##### READING PASSAGE

After fitting the model, the mean absolute error is calculated (using the built-in metrics.mean_absolute_error). The scores defined for each algorithm are also evaluated.

Since the exercise requires to study in particular a training fraction of 10%, information corresponding to this step is saved for further inspection (the target_* variables).

The loop may take a few minutes, depending on how many models have been activated.

to top

In [24]:
error=defaultdict(lambda: defaultdict(list))
errorc=defaultdict(lambda: defaultdict(list))
errorr=defaultdict(lambda: defaultdict(list))
errorsum=defaultdict(lambda: defaultdict(list))

train_error=defaultdict(lambda: defaultdict(list))
train_errorc=defaultdict(lambda: defaultdict(list))
train_errorr=defaultdict(lambda: defaultdict(list))
train_errorsum=defaultdict(lambda: defaultdict(list))

score=defaultdict(lambda: defaultdict(list))
scorec=defaultdict(lambda: defaultdict(list))
scorer=defaultdict(lambda: defaultdict(list))

# save here the predictions for the target training fraction
target_prediction=defaultdict(lambda: defaultdict(list))
target_predictionr=defaultdict(lambda: defaultdict(list))
target_predictionc=defaultdict(lambda: defaultdict(list))

# save here the fitted models
target_model=defaultdict(lambda: defaultdict())
target_modelr=defaultdict(lambda: defaultdict())
target_modelc=defaultdict(lambda: defaultdict())


# full inputs
inputs=myX.keys()
# selected inputs
#inputs=['pca']

# setup a simple progress bar

import sys
total_steps=len(inputs)*len(fractions_test)*len(models)
done_steps=0

# now  loop

for input in inputs:

    for fraction in fractions_test:

        for name,model in models.iteritems():

            # skip low-stat training for high-dim configurations
            if input=='plain' or (input =='cat' and fraction>0.05) or (input in['int','pca', 'bdt','perc'] and fraction>=0.1):
                # use custom arguments
                themodel=model[0](** model[1])
                themodelc=model[0](** model[1])

##########
##### DATASET CONTENT

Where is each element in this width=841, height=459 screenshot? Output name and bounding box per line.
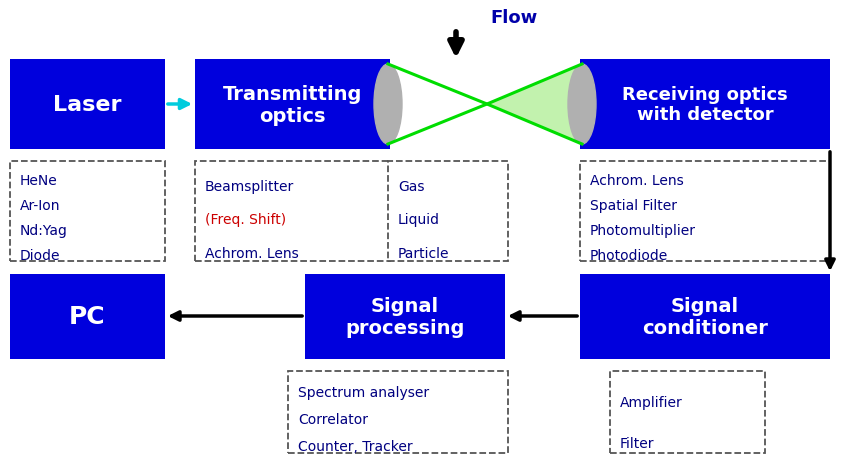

##########

• _LIST OF TASKS_
A – In the passage on model fitting, why is information for a training fraction of 10% saved?
B – List every input name that appears in the condition directly under the comment "skip low-stat training for high-dim configurations" in the passage on model fitting.
C – In the passage on model fitting, which built-in function is used to calculate the mean absolute error?

• _TASK-BY-TASK OUTPUTS_
A – The exercise requires studying a training fraction of 10% in particular. The information for this step is therefore saved in the target_* variables for further inspection.

B – plain, cat, int, pca, bdt, perc

C – metrics.mean_absolute_error